→ Given problem
Make an exact copy of the records, dropping all pictures.

>> Start Records for this task

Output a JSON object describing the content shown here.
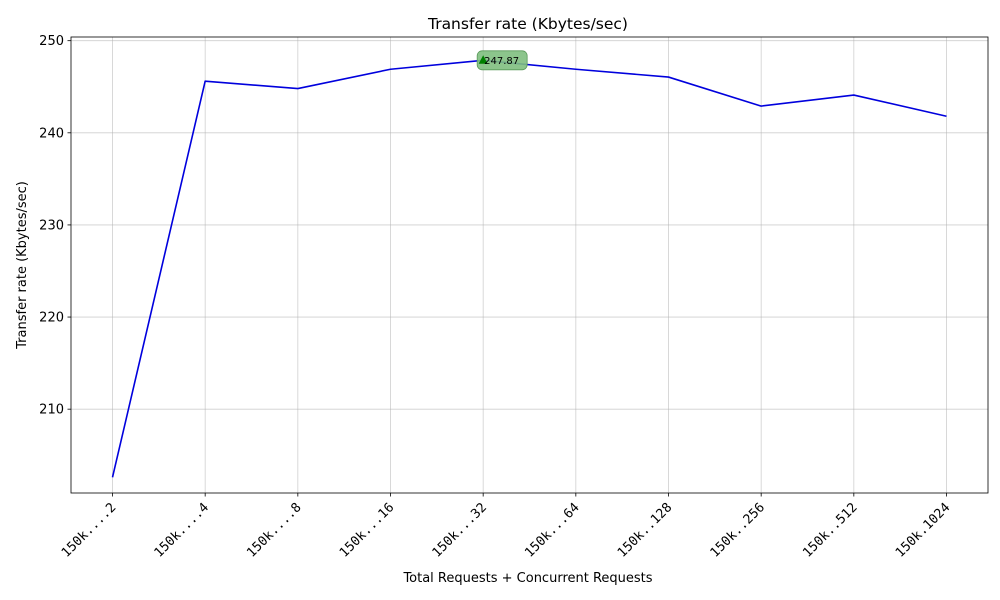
{
  "chart_data": {
    "type": "line",
    "title": "Transfer rate (Kbytes/sec)",
    "xlabel": "Total Requests + Concurrent Requests",
    "ylabel": "Transfer rate (Kbytes/sec)",
    "categories": [
      "150k....2",
      "150k....4",
      "150k....8",
      "150k...16",
      "150k...32",
      "150k...64",
      "150k..128",
      "150k..256",
      "150k..512",
      "150k.1024"
    ],
    "series": [
      {
        "values": [
          202.6,
          245.6,
          244.8,
          246.9,
          247.87,
          246.9,
          246.05,
          242.9,
          244.1,
          241.8
        ],
        "color": "#0000dd"
      }
    ],
    "yticks": [
      210,
      220,
      230,
      240,
      250
    ],
    "ylim": [
      200.9,
      250.4
    ],
    "grid": true,
    "highlight": {
      "category": "150k...32",
      "value": 247.87,
      "label": "247.87",
      "marker": "triangle-up",
      "marker_color": "#008000",
      "box_color": "#7fbf7f"
    }
  }
}
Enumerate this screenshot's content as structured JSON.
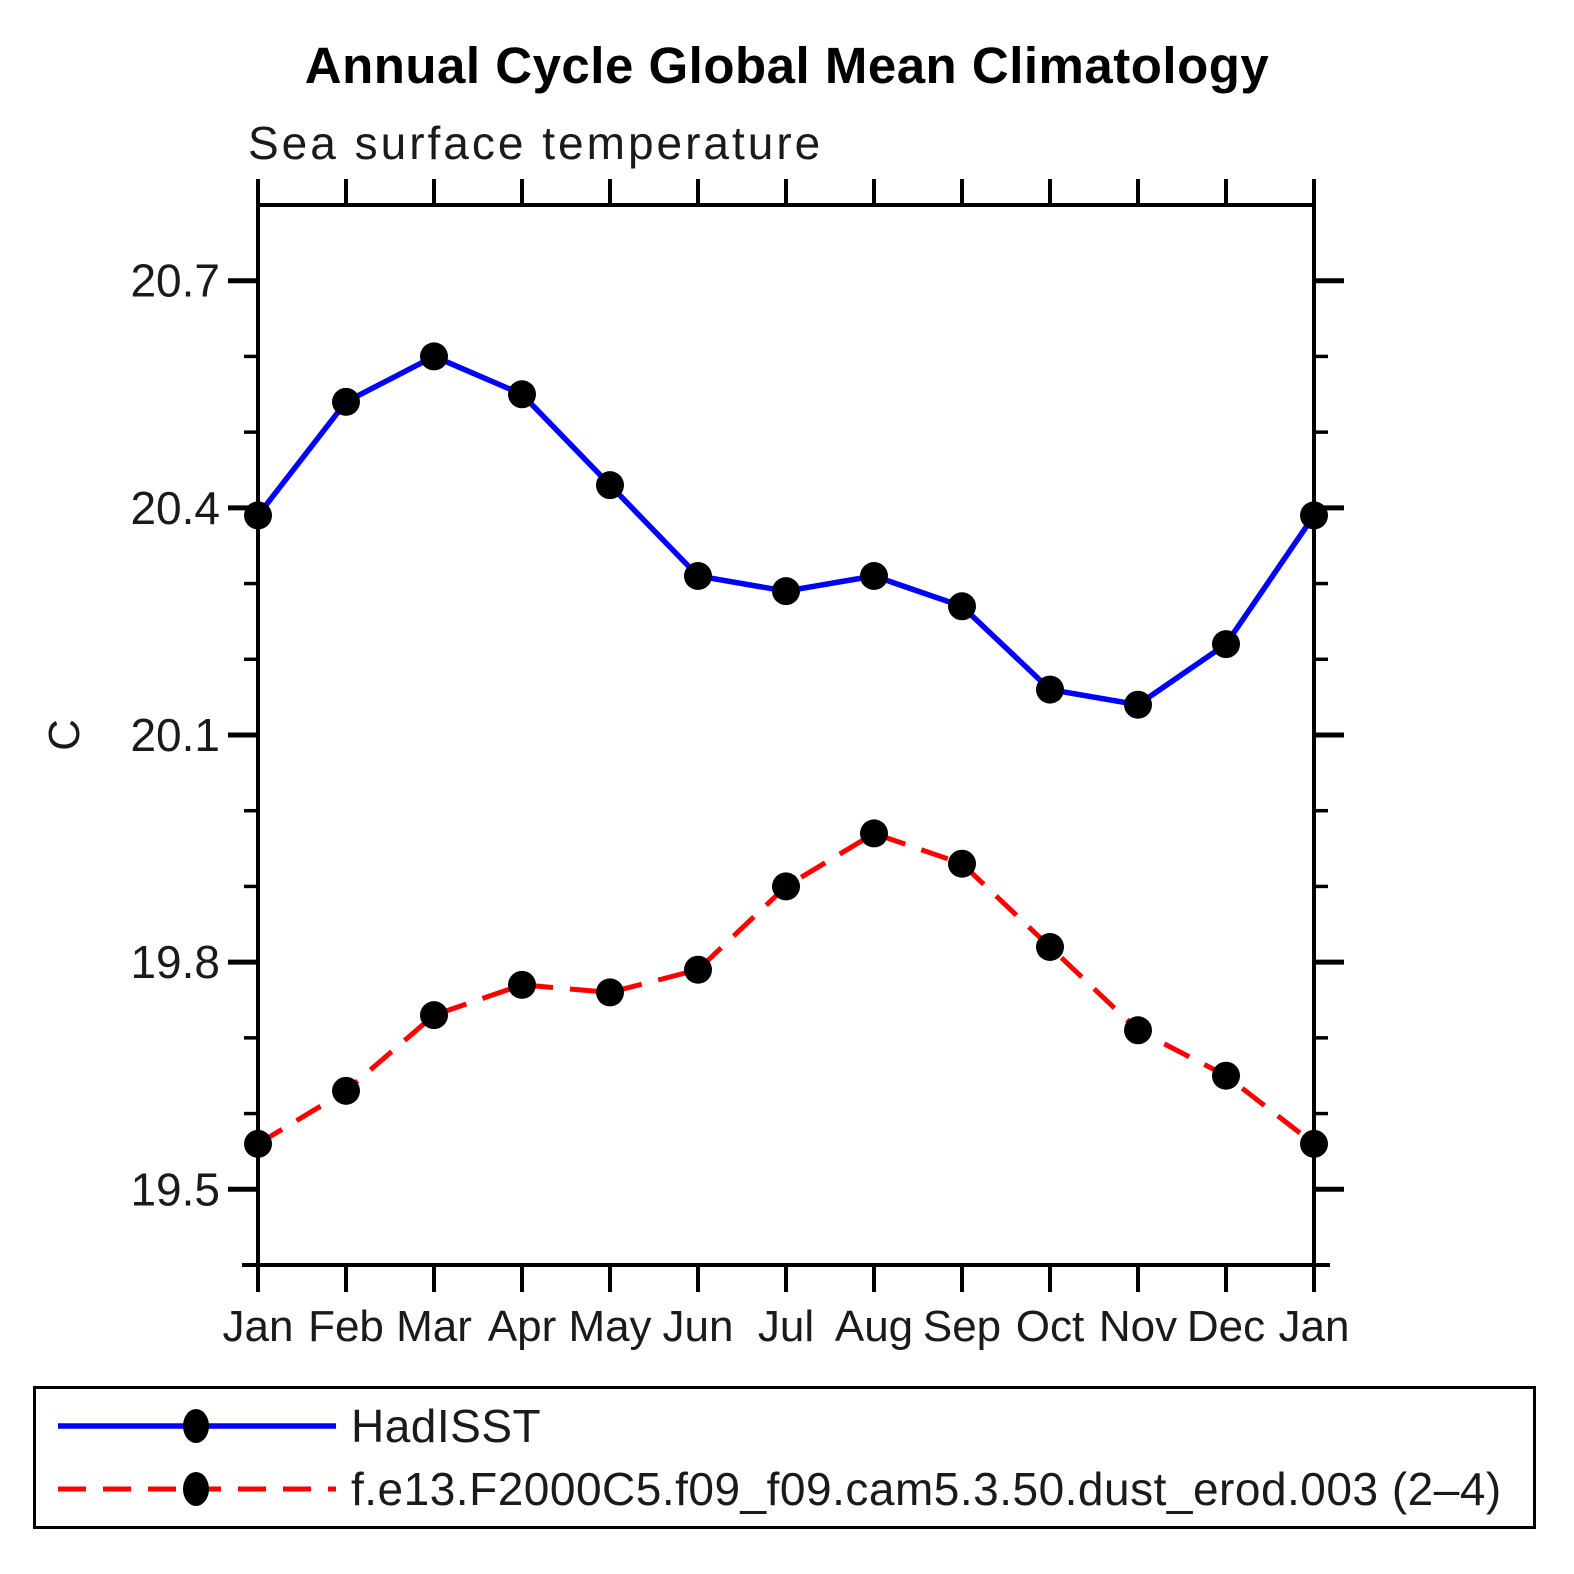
{
  "title": "Annual Cycle Global Mean Climatology",
  "subtitle": "Sea surface temperature",
  "ylabel": "C",
  "legend": [
    {
      "label": "HadISST",
      "color": "#0000ff",
      "style": "solid",
      "marker": "black-dot"
    },
    {
      "label": "f.e13.F2000C5.f09_f09.cam5.3.50.dust_erod.003 (2–4)",
      "color": "#ff0000",
      "style": "dashed",
      "marker": "black-dot"
    }
  ],
  "chart_data": {
    "type": "line",
    "categories": [
      "Jan",
      "Feb",
      "Mar",
      "Apr",
      "May",
      "Jun",
      "Jul",
      "Aug",
      "Sep",
      "Oct",
      "Nov",
      "Dec",
      "Jan"
    ],
    "series": [
      {
        "name": "HadISST",
        "color": "#0000ff",
        "dash": "solid",
        "marker": "black-dot",
        "values": [
          20.39,
          20.54,
          20.6,
          20.55,
          20.43,
          20.31,
          20.29,
          20.31,
          20.27,
          20.16,
          20.14,
          20.22,
          20.39
        ]
      },
      {
        "name": "f.e13.F2000C5.f09_f09.cam5.3.50.dust_erod.003 (2–4)",
        "color": "#ff0000",
        "dash": "dashed",
        "marker": "black-dot",
        "values": [
          19.56,
          19.63,
          19.73,
          19.77,
          19.76,
          19.79,
          19.9,
          19.97,
          19.93,
          19.82,
          19.71,
          19.65,
          19.56
        ]
      }
    ],
    "title": "Annual Cycle Global Mean Climatology",
    "subtitle": "Sea surface temperature",
    "xlabel": "",
    "ylabel": "C",
    "ylim": [
      19.4,
      20.8
    ],
    "ytick_major": [
      19.5,
      19.8,
      20.1,
      20.4,
      20.7
    ],
    "ytick_labels": [
      "19.5",
      "19.8",
      "20.1",
      "20.4",
      "20.7"
    ],
    "ytick_minor_step": 0.1,
    "grid": false,
    "legend_position": "bottom-box"
  }
}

>> End Records for this task

→ Result for this exercise
Output a JSON object describing the content shown here.
{
  "chart_data": {
    "type": "line",
    "title": "Transfer rate (Kbytes/sec)",
    "xlabel": "Total Requests + Concurrent Requests",
    "ylabel": "Transfer rate (Kbytes/sec)",
    "categories": [
      "150k....2",
      "150k....4",
      "150k....8",
      "150k...16",
      "150k...32",
      "150k...64",
      "150k..128",
      "150k..256",
      "150k..512",
      "150k.1024"
    ],
    "series": [
      {
        "values": [
          202.6,
          245.6,
          244.8,
          246.9,
          247.87,
          246.9,
          246.05,
          242.9,
          244.1,
          241.8
        ],
        "color": "#0000dd"
      }
    ],
    "yticks": [
      210,
      220,
      230,
      240,
      250
    ],
    "ylim": [
      200.9,
      250.4
    ],
    "grid": true,
    "highlight": {
      "category": "150k...32",
      "value": 247.87,
      "label": "247.87",
      "marker": "triangle-up",
      "marker_color": "#008000",
      "box_color": "#7fbf7f"
    }
  }
}
Enumerate this screenshot's content as structured JSON.
{
  "title": "Annual Cycle Global Mean Climatology",
  "subtitle": "Sea surface temperature",
  "ylabel": "C",
  "legend": [
    {
      "label": "HadISST",
      "color": "#0000ff",
      "style": "solid",
      "marker": "black-dot"
    },
    {
      "label": "f.e13.F2000C5.f09_f09.cam5.3.50.dust_erod.003 (2–4)",
      "color": "#ff0000",
      "style": "dashed",
      "marker": "black-dot"
    }
  ],
  "chart_data": {
    "type": "line",
    "categories": [
      "Jan",
      "Feb",
      "Mar",
      "Apr",
      "May",
      "Jun",
      "Jul",
      "Aug",
      "Sep",
      "Oct",
      "Nov",
      "Dec",
      "Jan"
    ],
    "series": [
      {
        "name": "HadISST",
        "color": "#0000ff",
        "dash": "solid",
        "marker": "black-dot",
        "values": [
          20.39,
          20.54,
          20.6,
          20.55,
          20.43,
          20.31,
          20.29,
          20.31,
          20.27,
          20.16,
          20.14,
          20.22,
          20.39
        ]
      },
      {
        "name": "f.e13.F2000C5.f09_f09.cam5.3.50.dust_erod.003 (2–4)",
        "color": "#ff0000",
        "dash": "dashed",
        "marker": "black-dot",
        "values": [
          19.56,
          19.63,
          19.73,
          19.77,
          19.76,
          19.79,
          19.9,
          19.97,
          19.93,
          19.82,
          19.71,
          19.65,
          19.56
        ]
      }
    ],
    "title": "Annual Cycle Global Mean Climatology",
    "subtitle": "Sea surface temperature",
    "xlabel": "",
    "ylabel": "C",
    "ylim": [
      19.4,
      20.8
    ],
    "ytick_major": [
      19.5,
      19.8,
      20.1,
      20.4,
      20.7
    ],
    "ytick_labels": [
      "19.5",
      "19.8",
      "20.1",
      "20.4",
      "20.7"
    ],
    "ytick_minor_step": 0.1,
    "grid": false,
    "legend_position": "bottom-box"
  }
}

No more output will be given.